> **TASK TO COMPLETE**:
Reproduce all entries verbatim, with nothing added or dropped.

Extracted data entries
·····
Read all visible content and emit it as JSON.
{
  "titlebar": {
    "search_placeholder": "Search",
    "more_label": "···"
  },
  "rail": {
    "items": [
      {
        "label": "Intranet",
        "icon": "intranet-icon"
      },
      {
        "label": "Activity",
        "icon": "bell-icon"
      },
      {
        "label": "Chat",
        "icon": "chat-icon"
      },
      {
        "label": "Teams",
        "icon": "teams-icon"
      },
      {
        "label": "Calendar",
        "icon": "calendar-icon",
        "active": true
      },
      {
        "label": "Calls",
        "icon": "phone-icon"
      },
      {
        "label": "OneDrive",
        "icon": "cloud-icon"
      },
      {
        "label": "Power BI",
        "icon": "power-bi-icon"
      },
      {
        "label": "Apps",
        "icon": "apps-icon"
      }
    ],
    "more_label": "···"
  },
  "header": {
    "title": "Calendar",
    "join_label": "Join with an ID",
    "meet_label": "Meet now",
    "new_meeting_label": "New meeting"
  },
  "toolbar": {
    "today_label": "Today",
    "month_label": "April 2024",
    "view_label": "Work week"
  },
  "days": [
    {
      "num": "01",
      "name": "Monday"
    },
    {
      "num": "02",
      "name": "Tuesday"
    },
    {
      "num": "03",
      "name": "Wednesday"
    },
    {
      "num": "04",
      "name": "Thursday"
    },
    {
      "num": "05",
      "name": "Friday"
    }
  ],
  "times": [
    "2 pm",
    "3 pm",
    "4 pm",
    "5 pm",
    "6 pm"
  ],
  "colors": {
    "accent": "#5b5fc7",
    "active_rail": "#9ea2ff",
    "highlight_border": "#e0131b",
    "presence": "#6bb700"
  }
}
·····
> **FINISHED EXERCISE**:
Read all visible content and emit it as JSON.
{
  "titlebar": {
    "search_placeholder": "Search",
    "more_label": "···"
  },
  "rail": {
    "items": [
      {
        "label": "Intranet",
        "icon": "intranet-icon"
      },
      {
        "label": "Activity",
        "icon": "bell-icon"
      },
      {
        "label": "Chat",
        "icon": "chat-icon"
      },
      {
        "label": "Teams",
        "icon": "teams-icon"
      },
      {
        "label": "Calendar",
        "icon": "calendar-icon",
        "active": true
      },
      {
        "label": "Calls",
        "icon": "phone-icon"
      },
      {
        "label": "OneDrive",
        "icon": "cloud-icon"
      },
      {
        "label": "Power BI",
        "icon": "power-bi-icon"
      },
      {
        "label": "Apps",
        "icon": "apps-icon"
      }
    ],
    "more_label": "···"
  },
  "header": {
    "title": "Calendar",
    "join_label": "Join with an ID",
    "meet_label": "Meet now",
    "new_meeting_label": "New meeting"
  },
  "toolbar": {
    "today_label": "Today",
    "month_label": "April 2024",
    "view_label": "Work week"
  },
  "days": [
    {
      "num": "01",
      "name": "Monday"
    },
    {
      "num": "02",
      "name": "Tuesday"
    },
    {
      "num": "03",
      "name": "Wednesday"
    },
    {
      "num": "04",
      "name": "Thursday"
    },
    {
      "num": "05",
      "name": "Friday"
    }
  ],
  "times": [
    "2 pm",
    "3 pm",
    "4 pm",
    "5 pm",
    "6 pm"
  ],
  "colors": {
    "accent": "#5b5fc7",
    "active_rail": "#9ea2ff",
    "highlight_border": "#e0131b",
    "presence": "#6bb700"
  }
}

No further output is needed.